--- DATASET ---
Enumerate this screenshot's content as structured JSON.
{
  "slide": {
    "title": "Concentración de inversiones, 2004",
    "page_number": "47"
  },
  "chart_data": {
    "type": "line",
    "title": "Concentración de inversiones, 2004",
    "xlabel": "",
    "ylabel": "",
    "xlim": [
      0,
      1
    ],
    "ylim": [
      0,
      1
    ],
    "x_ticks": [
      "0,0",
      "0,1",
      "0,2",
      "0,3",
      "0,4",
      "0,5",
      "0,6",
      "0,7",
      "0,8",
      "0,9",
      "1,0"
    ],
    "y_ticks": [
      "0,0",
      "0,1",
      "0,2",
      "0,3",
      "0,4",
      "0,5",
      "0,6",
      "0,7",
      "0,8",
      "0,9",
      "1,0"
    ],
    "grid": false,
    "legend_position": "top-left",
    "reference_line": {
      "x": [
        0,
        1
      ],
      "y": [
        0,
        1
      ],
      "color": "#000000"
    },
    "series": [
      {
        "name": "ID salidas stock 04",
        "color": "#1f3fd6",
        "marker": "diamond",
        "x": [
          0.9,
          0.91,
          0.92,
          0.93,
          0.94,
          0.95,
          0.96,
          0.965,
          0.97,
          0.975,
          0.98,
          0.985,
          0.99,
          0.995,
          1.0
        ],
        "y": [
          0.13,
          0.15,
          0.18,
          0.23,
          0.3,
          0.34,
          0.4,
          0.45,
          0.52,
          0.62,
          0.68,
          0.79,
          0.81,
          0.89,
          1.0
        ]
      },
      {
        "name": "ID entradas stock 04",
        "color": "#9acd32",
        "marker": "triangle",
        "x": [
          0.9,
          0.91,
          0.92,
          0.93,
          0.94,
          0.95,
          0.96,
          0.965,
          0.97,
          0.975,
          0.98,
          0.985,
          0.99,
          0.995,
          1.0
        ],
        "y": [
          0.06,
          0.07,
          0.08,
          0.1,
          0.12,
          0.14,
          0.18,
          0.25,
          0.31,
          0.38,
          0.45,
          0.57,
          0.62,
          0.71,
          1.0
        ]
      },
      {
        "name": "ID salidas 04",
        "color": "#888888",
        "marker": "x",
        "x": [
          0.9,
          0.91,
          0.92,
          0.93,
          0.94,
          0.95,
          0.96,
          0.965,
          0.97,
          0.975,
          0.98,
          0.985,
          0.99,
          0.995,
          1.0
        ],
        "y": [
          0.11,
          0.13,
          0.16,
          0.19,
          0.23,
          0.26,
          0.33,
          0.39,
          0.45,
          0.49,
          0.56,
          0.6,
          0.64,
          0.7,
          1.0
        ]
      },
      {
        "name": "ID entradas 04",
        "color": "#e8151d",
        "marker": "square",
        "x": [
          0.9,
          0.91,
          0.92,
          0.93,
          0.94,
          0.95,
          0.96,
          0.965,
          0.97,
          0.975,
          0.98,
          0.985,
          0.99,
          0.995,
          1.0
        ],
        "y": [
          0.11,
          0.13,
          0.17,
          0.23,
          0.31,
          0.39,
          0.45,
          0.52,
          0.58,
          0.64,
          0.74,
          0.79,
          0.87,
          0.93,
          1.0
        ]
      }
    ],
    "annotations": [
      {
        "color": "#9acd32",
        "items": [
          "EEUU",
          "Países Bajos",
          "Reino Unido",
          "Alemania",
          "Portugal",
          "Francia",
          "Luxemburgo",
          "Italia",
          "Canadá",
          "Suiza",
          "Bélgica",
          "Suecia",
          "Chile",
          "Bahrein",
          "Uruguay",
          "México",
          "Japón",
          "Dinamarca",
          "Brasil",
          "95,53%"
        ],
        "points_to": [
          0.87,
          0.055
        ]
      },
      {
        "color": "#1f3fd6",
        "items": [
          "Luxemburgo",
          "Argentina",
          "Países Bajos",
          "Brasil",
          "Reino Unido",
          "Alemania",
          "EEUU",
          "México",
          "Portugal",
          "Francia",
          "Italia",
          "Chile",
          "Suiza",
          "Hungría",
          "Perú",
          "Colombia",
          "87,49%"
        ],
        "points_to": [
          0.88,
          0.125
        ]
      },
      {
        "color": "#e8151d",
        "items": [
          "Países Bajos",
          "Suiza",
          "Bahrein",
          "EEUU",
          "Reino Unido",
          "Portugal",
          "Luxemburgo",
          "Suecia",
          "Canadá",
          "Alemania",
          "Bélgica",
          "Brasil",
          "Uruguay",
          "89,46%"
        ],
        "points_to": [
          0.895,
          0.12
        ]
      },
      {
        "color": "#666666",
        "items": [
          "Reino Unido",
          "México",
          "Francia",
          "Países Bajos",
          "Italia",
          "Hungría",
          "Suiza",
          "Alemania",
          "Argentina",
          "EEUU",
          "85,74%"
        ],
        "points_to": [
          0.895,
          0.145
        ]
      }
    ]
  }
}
---
◆ **EXERCISE AIM**: Write out the data exactly as it stands.

◆ **EXPECTED ANSWER**:
Enumerate this screenshot's content as structured JSON.
{
  "slide": {
    "title": "Concentración de inversiones, 2004",
    "page_number": "47"
  },
  "chart_data": {
    "type": "line",
    "title": "Concentración de inversiones, 2004",
    "xlabel": "",
    "ylabel": "",
    "xlim": [
      0,
      1
    ],
    "ylim": [
      0,
      1
    ],
    "x_ticks": [
      "0,0",
      "0,1",
      "0,2",
      "0,3",
      "0,4",
      "0,5",
      "0,6",
      "0,7",
      "0,8",
      "0,9",
      "1,0"
    ],
    "y_ticks": [
      "0,0",
      "0,1",
      "0,2",
      "0,3",
      "0,4",
      "0,5",
      "0,6",
      "0,7",
      "0,8",
      "0,9",
      "1,0"
    ],
    "grid": false,
    "legend_position": "top-left",
    "reference_line": {
      "x": [
        0,
        1
      ],
      "y": [
        0,
        1
      ],
      "color": "#000000"
    },
    "series": [
      {
        "name": "ID salidas stock 04",
        "color": "#1f3fd6",
        "marker": "diamond",
        "x": [
          0.9,
          0.91,
          0.92,
          0.93,
          0.94,
          0.95,
          0.96,
          0.965,
          0.97,
          0.975,
          0.98,
          0.985,
          0.99,
          0.995,
          1.0
        ],
        "y": [
          0.13,
          0.15,
          0.18,
          0.23,
          0.3,
          0.34,
          0.4,
          0.45,
          0.52,
          0.62,
          0.68,
          0.79,
          0.81,
          0.89,
          1.0
        ]
      },
      {
        "name": "ID entradas stock 04",
        "color": "#9acd32",
        "marker": "triangle",
        "x": [
          0.9,
          0.91,
          0.92,
          0.93,
          0.94,
          0.95,
          0.96,
          0.965,
          0.97,
          0.975,
          0.98,
          0.985,
          0.99,
          0.995,
          1.0
        ],
        "y": [
          0.06,
          0.07,
          0.08,
          0.1,
          0.12,
          0.14,
          0.18,
          0.25,
          0.31,
          0.38,
          0.45,
          0.57,
          0.62,
          0.71,
          1.0
        ]
      },
      {
        "name": "ID salidas 04",
        "color": "#888888",
        "marker": "x",
        "x": [
          0.9,
          0.91,
          0.92,
          0.93,
          0.94,
          0.95,
          0.96,
          0.965,
          0.97,
          0.975,
          0.98,
          0.985,
          0.99,
          0.995,
          1.0
        ],
        "y": [
          0.11,
          0.13,
          0.16,
          0.19,
          0.23,
          0.26,
          0.33,
          0.39,
          0.45,
          0.49,
          0.56,
          0.6,
          0.64,
          0.7,
          1.0
        ]
      },
      {
        "name": "ID entradas 04",
        "color": "#e8151d",
        "marker": "square",
        "x": [
          0.9,
          0.91,
          0.92,
          0.93,
          0.94,
          0.95,
          0.96,
          0.965,
          0.97,
          0.975,
          0.98,
          0.985,
          0.99,
          0.995,
          1.0
        ],
        "y": [
          0.11,
          0.13,
          0.17,
          0.23,
          0.31,
          0.39,
          0.45,
          0.52,
          0.58,
          0.64,
          0.74,
          0.79,
          0.87,
          0.93,
          1.0
        ]
      }
    ],
    "annotations": [
      {
        "color": "#9acd32",
        "items": [
          "EEUU",
          "Países Bajos",
          "Reino Unido",
          "Alemania",
          "Portugal",
          "Francia",
          "Luxemburgo",
          "Italia",
          "Canadá",
          "Suiza",
          "Bélgica",
          "Suecia",
          "Chile",
          "Bahrein",
          "Uruguay",
          "México",
          "Japón",
          "Dinamarca",
          "Brasil",
          "95,53%"
        ],
        "points_to": [
          0.87,
          0.055
        ]
      },
      {
        "color": "#1f3fd6",
        "items": [
          "Luxemburgo",
          "Argentina",
          "Países Bajos",
          "Brasil",
          "Reino Unido",
          "Alemania",
          "EEUU",
          "México",
          "Portugal",
          "Francia",
          "Italia",
          "Chile",
          "Suiza",
          "Hungría",
          "Perú",
          "Colombia",
          "87,49%"
        ],
        "points_to": [
          0.88,
          0.125
        ]
      },
      {
        "color": "#e8151d",
        "items": [
          "Países Bajos",
          "Suiza",
          "Bahrein",
          "EEUU",
          "Reino Unido",
          "Portugal",
          "Luxemburgo",
          "Suecia",
          "Canadá",
          "Alemania",
          "Bélgica",
          "Brasil",
          "Uruguay",
          "89,46%"
        ],
        "points_to": [
          0.895,
          0.12
        ]
      },
      {
        "color": "#666666",
        "items": [
          "Reino Unido",
          "México",
          "Francia",
          "Países Bajos",
          "Italia",
          "Hungría",
          "Suiza",
          "Alemania",
          "Argentina",
          "EEUU",
          "85,74%"
        ],
        "points_to": [
          0.895,
          0.145
        ]
      }
    ]
  }
}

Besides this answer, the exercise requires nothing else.